_Stated exercise:_
Rewrite the lines from the one with "option-bc: B、300KNC、200KN (282, 703, 407, 719)" through the one with "department-title: 项目经理部 (410, 120, 510, 144)", swapping "option-a" for "choice-a" and changing nothing else. Return only those lines.

_Listed entries:_
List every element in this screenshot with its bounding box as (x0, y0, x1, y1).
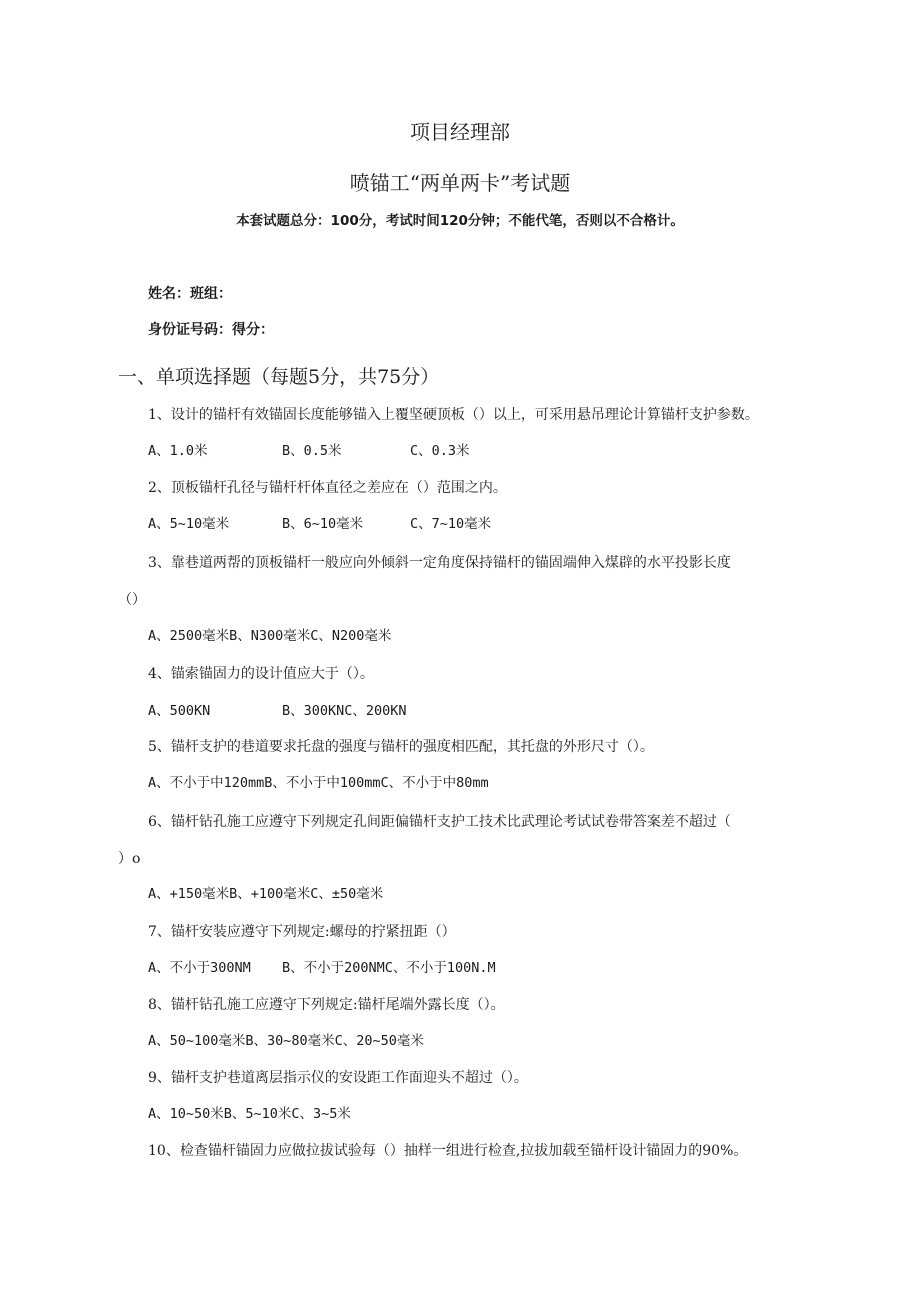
option-bc: B、300KNC、200KN (282, 703, 407, 719)
exam-title: 喷锚工“两单两卡”考试题 (349, 171, 571, 195)
question-1-options (148, 445, 470, 459)
question-2: 2、顶板锚杆孔径与锚杆杆体直径之差应在（）范围之内。 (148, 480, 507, 496)
option-a: A、500KN (148, 703, 211, 719)
question-9-options: A、10~50米B、5~10米C、3~5米 (148, 1106, 351, 1122)
option-b: B、6~10毫米 (282, 516, 364, 532)
option-a: A、1.0米 (148, 443, 208, 459)
section-heading: 一、单项选择题（每题5分，共75分） (118, 366, 440, 388)
department-title: 项目经理部 (410, 120, 510, 144)
id-score-field: 身份证号码：得分： (148, 322, 274, 338)
option-a: A、不小于300NM (148, 960, 251, 976)
question-3: 3、靠巷道两帮的顶板锚杆一般应向外倾斜一定角度保持锚杆的锚固端伸入煤辟的水平投影长度 (148, 555, 731, 571)
question-6-continued: ）o (118, 851, 141, 867)
question-9: 9、锚杆支护巷道离层指示仪的安设距工作面迎头不超过（）。 (148, 1070, 528, 1086)
option-bc: B、不小于200NMC、不小于100N.M (282, 960, 496, 976)
question-8: 8、锚杆钻孔施工应遵守下列规定:锚杆尾端外露长度（）。 (148, 997, 505, 1013)
question-5: 5、锚杆支护的巷道要求托盘的强度与锚杆的强度相匹配，其托盘的外形尺寸（）。 (148, 739, 654, 755)
option-c: C、0.3米 (410, 443, 470, 459)
question-7: 7、锚杆安装应遵守下列规定:螺母的拧紧扭距（） (148, 924, 456, 940)
exam-notice: 本套试题总分：100分，考试时间120分钟；不能代笔，否则以不合格计。 (236, 213, 684, 229)
question-3-continued: （） (118, 592, 146, 608)
question-10: 10、检查锚杆锚固力应做拉拔试验每（）抽样一组进行检查,拉拔加载至锚杆设计锚固力的90%。 (148, 1143, 748, 1159)
option-a: A、5~10毫米 (148, 516, 230, 532)
question-1: 1、设计的锚杆有效锚固长度能够锚入上覆坚硬顶板（）以上，可采用悬吊理论计算锚杆支护参数。 (148, 407, 759, 423)
question-3-options: A、2500毫米B、N300毫米C、N200毫米 (148, 628, 392, 644)
name-group-field: 姓名：班组： (148, 286, 232, 302)
question-2-options (148, 518, 491, 532)
option-c: C、7~10毫米 (410, 516, 492, 532)
question-6: 6、锚杆钻孔施工应遵守下列规定孔间距偏锚杆支护工技术比武理论考试试卷带答案差不超过（ (148, 814, 731, 830)
question-6-options: A、+150毫米B、+100毫米C、±50毫米 (148, 886, 384, 902)
question-8-options: A、50~100毫米B、30~80毫米C、20~50毫米 (148, 1033, 424, 1049)
question-7-options (148, 962, 496, 976)
question-4: 4、锚索锚固力的设计值应大于（）。 (148, 666, 374, 682)
question-4-options (148, 705, 407, 719)
option-b: B、0.5米 (282, 443, 342, 459)
question-5-options: A、不小于中120mmB、不小于中100mmC、不小于中80mm (148, 775, 489, 791)
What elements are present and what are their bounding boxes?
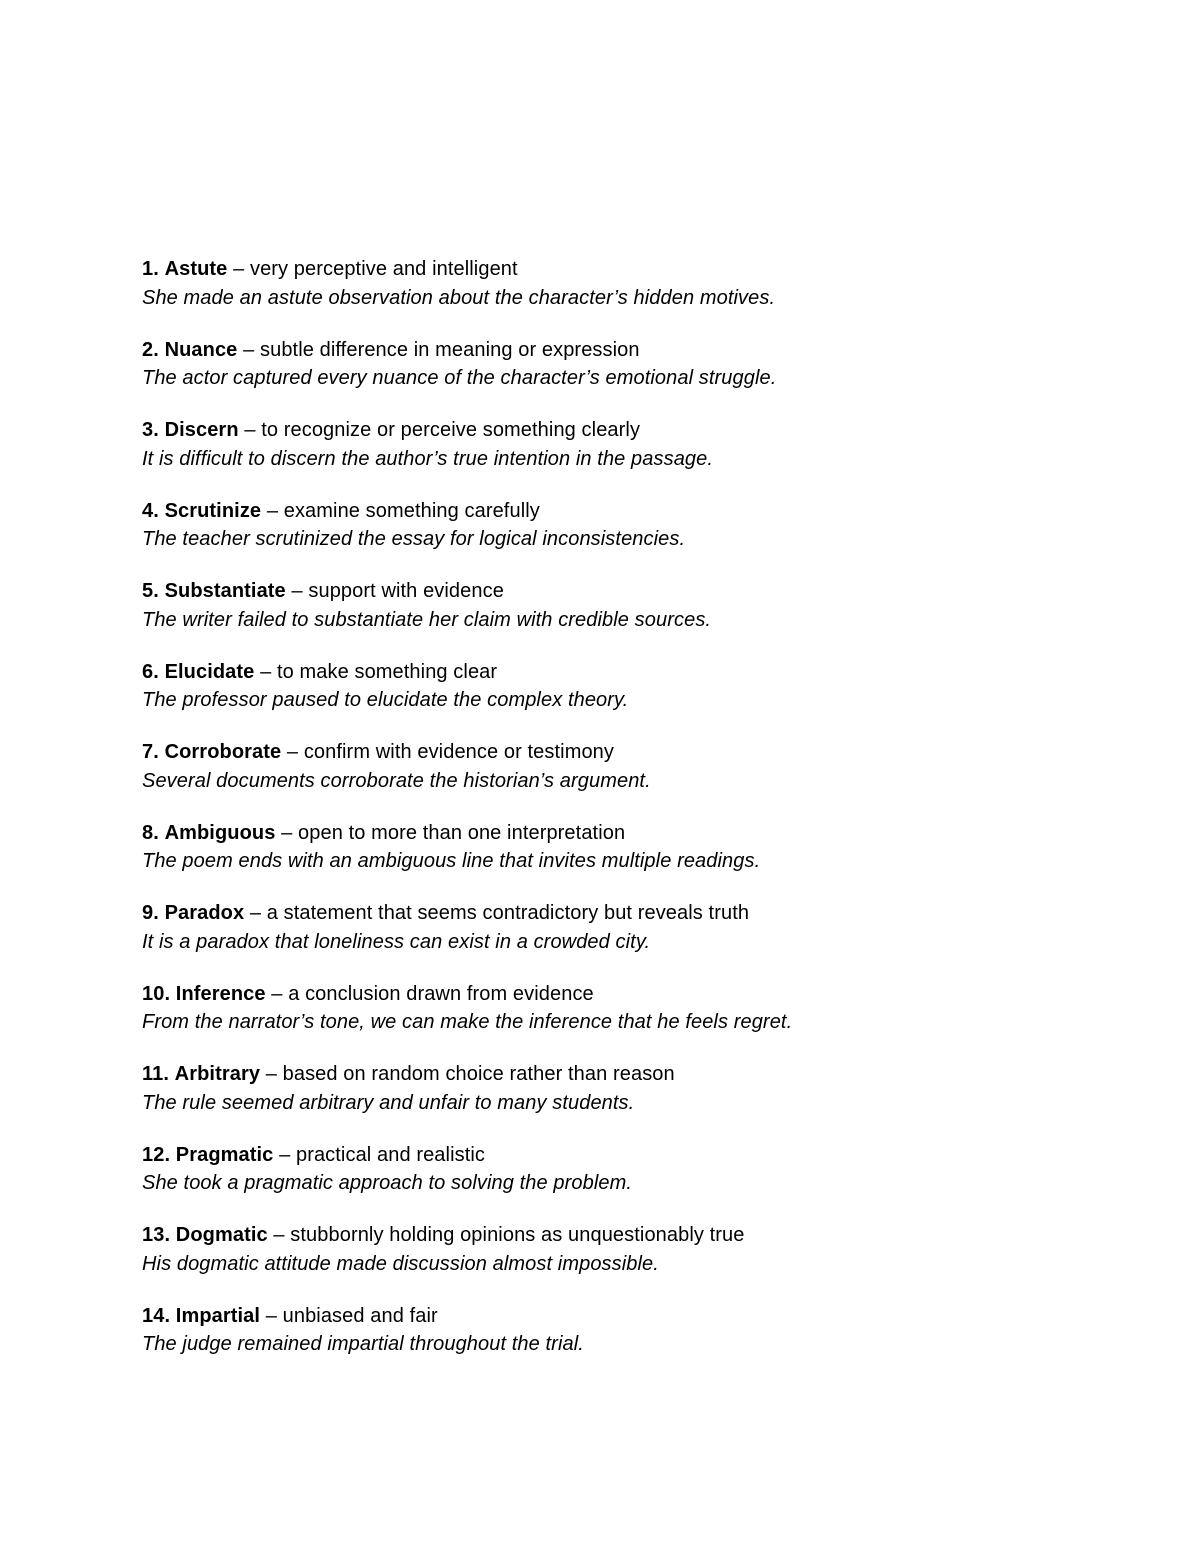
dash-separator: – — [286, 741, 299, 763]
definition-text: a conclusion drawn from evidence — [288, 982, 594, 1005]
definition-text: examine something carefully — [283, 499, 540, 522]
entry-number: 11. — [142, 1063, 169, 1085]
definition-text: stubbornly holding opinions as unquestionably true — [290, 1224, 745, 1246]
definition-text: very perceptive and intelligent — [249, 258, 518, 280]
term-line — [142, 819, 1142, 848]
example-sentence: The actor captured every nuance of the character’s emotional struggle. — [142, 367, 777, 389]
definition-text: practical and realistic — [295, 1143, 486, 1166]
definition-text: based on random choice rather than reason — [282, 1063, 675, 1085]
example-sentence: The poem ends with an ambiguous line that invites multiple readings. — [142, 850, 761, 872]
entry-number: 1. — [142, 258, 159, 280]
dash-separator: – — [265, 1304, 277, 1327]
vocab-word: Scrutinize — [164, 499, 262, 522]
dash-separator: – — [271, 982, 283, 1005]
dash-separator: – — [266, 499, 279, 522]
dash-separator: – — [279, 1143, 291, 1166]
vocab-entry-discern — [142, 416, 1142, 497]
vocab-word: Elucidate — [164, 660, 255, 683]
example-sentence: The writer failed to substantiate her claim with credible sources. — [142, 608, 712, 631]
entry-number: 10. — [142, 982, 171, 1005]
vocab-word: Dogmatic — [175, 1224, 268, 1246]
example-sentence: From the narrator’s tone, we can make the inference that he feels regret. — [142, 1011, 793, 1033]
vocab-word: Inference — [175, 982, 266, 1005]
dash-separator: – — [281, 821, 293, 844]
term-line — [142, 336, 1142, 365]
example-sentence: She took a pragmatic approach to solving the problem. — [142, 1172, 633, 1194]
vocab-entry-substantiate — [142, 577, 1142, 658]
example-sentence: The professor paused to elucidate the complex theory. — [142, 689, 629, 711]
definition-text: support with evidence — [308, 580, 504, 602]
vocab-word: Arbitrary — [174, 1063, 261, 1085]
term-line — [142, 658, 1142, 687]
dash-separator: – — [249, 902, 262, 924]
vocab-word: Impartial — [175, 1304, 261, 1327]
vocab-entry-arbitrary — [142, 1060, 1142, 1141]
definition-text: a statement that seems contradictory but reveals truth — [266, 902, 750, 924]
entry-number: 3. — [142, 419, 159, 441]
term-line — [142, 899, 1142, 928]
vocab-entry-scrutinize — [142, 497, 1142, 578]
vocab-entry-nuance — [142, 336, 1142, 417]
definition-text: open to more than one interpretation — [298, 821, 626, 844]
entry-number: 4. — [142, 499, 159, 522]
definition-text: subtle difference in meaning or expression — [260, 338, 640, 361]
vocab-word: Discern — [164, 419, 239, 441]
vocab-entry-elucidate — [142, 658, 1142, 739]
term-line — [142, 738, 1142, 767]
example-sentence: It is a paradox that loneliness can exist in a crowded city. — [142, 930, 651, 953]
dash-separator: – — [291, 580, 303, 602]
term-line — [142, 577, 1142, 606]
vocab-entry-dogmatic — [142, 1221, 1142, 1302]
entry-number: 2. — [142, 338, 159, 361]
vocab-entry-pragmatic — [142, 1141, 1142, 1222]
example-sentence: The rule seemed arbitrary and unfair to many students. — [142, 1091, 635, 1114]
vocabulary-list — [142, 255, 1142, 1382]
entry-number: 12. — [142, 1143, 171, 1166]
entry-number: 6. — [142, 660, 159, 683]
example-sentence: The teacher scrutinized the essay for logical inconsistencies. — [142, 528, 686, 550]
term-line — [142, 1141, 1142, 1170]
dash-separator: – — [260, 660, 272, 683]
term-line — [142, 1221, 1142, 1250]
term-line — [142, 980, 1142, 1009]
term-line — [142, 416, 1142, 445]
entry-number: 8. — [142, 821, 159, 844]
vocab-word: Ambiguous — [164, 821, 276, 844]
vocab-entry-corroborate — [142, 738, 1142, 819]
entry-number: 13. — [142, 1224, 171, 1246]
example-sentence: The judge remained impartial throughout the trial. — [142, 1333, 584, 1355]
entry-number: 14. — [142, 1304, 171, 1327]
dash-separator: – — [265, 1063, 277, 1085]
definition-text: to recognize or perceive something clearly — [261, 419, 641, 441]
definition-text: to make something clear — [276, 660, 498, 683]
term-line — [142, 497, 1142, 526]
dash-separator: – — [233, 258, 245, 280]
vocab-word: Pragmatic — [175, 1143, 274, 1166]
vocab-word: Paradox — [164, 902, 245, 924]
vocab-entry-ambiguous — [142, 819, 1142, 900]
vocab-word: Substantiate — [164, 580, 286, 602]
vocab-word: Nuance — [164, 338, 238, 361]
vocab-entry-impartial — [142, 1302, 1142, 1383]
example-sentence: She made an astute observation about the character’s hidden motives. — [142, 286, 776, 309]
example-sentence: Several documents corroborate the historian’s argument. — [142, 769, 651, 792]
dash-separator: – — [243, 338, 255, 361]
example-sentence: His dogmatic attitude made discussion almost impossible. — [142, 1252, 659, 1275]
entry-number: 9. — [142, 902, 159, 924]
vocab-entry-inference — [142, 980, 1142, 1061]
entry-number: 5. — [142, 580, 159, 602]
entry-number: 7. — [142, 741, 159, 763]
definition-text: confirm with evidence or testimony — [303, 741, 614, 763]
vocab-entry-paradox — [142, 899, 1142, 980]
term-line — [142, 1302, 1142, 1331]
example-sentence: It is difficult to discern the author’s true intention in the passage. — [142, 447, 714, 470]
term-line — [142, 255, 1142, 284]
vocab-word: Astute — [164, 258, 228, 280]
definition-text: unbiased and fair — [282, 1304, 438, 1327]
term-line — [142, 1060, 1142, 1089]
dash-separator: – — [273, 1224, 285, 1246]
dash-separator: – — [244, 419, 256, 441]
vocab-entry-astute — [142, 255, 1142, 336]
vocab-word: Corroborate — [164, 741, 282, 763]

_Solution for this problem:_
option-bc: B、300KNC、200KN (282, 703, 407, 719)
exam-title: 喷锚工“两单两卡”考试题 (349, 171, 571, 195)
question-1-options (148, 445, 470, 459)
question-2: 2、顶板锚杆孔径与锚杆杆体直径之差应在（）范围之内。 (148, 480, 507, 496)
choice-a: A、500KN (148, 703, 211, 719)
question-9-options: A、10~50米B、5~10米C、3~5米 (148, 1106, 351, 1122)
option-b: B、6~10毫米 (282, 516, 364, 532)
choice-a: A、1.0米 (148, 443, 208, 459)
section-heading: 一、单项选择题（每题5分，共75分） (118, 366, 440, 388)
department-title: 项目经理部 (410, 120, 510, 144)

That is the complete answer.